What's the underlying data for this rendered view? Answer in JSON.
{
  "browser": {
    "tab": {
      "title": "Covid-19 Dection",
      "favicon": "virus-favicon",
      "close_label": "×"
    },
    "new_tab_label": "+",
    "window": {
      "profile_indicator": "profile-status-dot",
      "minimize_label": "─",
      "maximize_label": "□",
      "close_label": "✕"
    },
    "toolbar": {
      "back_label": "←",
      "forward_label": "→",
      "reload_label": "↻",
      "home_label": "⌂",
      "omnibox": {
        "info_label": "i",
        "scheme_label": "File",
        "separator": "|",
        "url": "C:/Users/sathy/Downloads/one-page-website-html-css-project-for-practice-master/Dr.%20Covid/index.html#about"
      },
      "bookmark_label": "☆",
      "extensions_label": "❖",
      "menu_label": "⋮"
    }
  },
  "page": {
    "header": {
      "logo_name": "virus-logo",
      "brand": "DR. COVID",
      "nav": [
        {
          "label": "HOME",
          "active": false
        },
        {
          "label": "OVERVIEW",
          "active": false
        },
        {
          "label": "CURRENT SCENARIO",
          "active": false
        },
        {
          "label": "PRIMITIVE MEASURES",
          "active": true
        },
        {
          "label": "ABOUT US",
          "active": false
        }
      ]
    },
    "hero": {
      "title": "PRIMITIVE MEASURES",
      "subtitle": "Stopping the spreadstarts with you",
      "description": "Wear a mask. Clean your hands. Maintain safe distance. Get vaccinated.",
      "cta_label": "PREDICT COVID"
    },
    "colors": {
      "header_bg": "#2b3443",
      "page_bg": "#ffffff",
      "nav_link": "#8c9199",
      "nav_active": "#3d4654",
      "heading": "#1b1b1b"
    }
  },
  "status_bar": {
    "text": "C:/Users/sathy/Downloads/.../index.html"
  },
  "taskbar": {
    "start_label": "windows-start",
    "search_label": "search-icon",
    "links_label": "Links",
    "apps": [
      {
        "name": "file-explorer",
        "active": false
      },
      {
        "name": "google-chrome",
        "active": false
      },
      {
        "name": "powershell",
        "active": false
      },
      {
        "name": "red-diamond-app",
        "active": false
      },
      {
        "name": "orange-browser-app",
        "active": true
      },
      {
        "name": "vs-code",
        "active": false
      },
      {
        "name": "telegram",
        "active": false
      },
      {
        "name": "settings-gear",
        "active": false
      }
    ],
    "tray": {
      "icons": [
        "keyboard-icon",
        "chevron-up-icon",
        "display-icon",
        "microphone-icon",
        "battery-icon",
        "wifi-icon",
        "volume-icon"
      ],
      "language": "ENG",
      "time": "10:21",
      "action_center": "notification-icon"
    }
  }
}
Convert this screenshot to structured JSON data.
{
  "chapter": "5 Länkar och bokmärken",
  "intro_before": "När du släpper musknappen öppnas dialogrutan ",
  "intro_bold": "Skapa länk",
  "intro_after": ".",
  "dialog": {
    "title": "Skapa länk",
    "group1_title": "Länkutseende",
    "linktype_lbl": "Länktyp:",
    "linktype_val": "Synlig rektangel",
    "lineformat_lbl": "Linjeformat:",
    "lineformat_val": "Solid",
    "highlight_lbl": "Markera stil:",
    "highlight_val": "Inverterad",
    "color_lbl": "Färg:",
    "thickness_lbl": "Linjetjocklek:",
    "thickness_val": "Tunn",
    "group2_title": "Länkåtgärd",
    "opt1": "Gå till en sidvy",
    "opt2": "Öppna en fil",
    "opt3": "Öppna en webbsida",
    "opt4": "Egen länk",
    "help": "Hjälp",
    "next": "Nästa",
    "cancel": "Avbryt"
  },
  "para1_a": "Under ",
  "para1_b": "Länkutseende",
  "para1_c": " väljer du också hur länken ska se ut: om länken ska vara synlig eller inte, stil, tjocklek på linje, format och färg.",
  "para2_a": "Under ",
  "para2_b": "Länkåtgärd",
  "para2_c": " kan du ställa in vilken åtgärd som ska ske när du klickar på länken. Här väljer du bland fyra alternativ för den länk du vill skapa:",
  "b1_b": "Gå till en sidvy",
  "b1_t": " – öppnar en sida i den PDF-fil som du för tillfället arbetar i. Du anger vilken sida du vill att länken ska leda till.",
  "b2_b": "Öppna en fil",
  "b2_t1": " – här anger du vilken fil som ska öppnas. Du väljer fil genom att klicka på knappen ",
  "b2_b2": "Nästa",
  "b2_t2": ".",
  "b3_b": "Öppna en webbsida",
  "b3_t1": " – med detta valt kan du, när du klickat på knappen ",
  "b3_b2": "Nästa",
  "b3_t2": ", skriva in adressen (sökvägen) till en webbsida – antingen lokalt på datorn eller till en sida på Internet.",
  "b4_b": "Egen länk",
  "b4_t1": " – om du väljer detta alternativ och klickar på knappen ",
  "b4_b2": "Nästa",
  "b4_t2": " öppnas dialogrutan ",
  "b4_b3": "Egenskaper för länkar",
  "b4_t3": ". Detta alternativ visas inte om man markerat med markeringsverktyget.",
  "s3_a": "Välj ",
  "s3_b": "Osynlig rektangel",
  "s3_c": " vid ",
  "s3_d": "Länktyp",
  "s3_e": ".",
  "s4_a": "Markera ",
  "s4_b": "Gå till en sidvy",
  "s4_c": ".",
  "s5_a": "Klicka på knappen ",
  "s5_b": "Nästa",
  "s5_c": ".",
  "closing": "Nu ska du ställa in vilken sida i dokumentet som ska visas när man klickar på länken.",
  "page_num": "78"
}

* * *

*What the task asks*.
Wherever the string "MEASURES" appears in the entries, copy that line.

*Output of the task*.
          "label": "PRIMITIVE MEASURES",
      "title": "PRIMITIVE MEASURES",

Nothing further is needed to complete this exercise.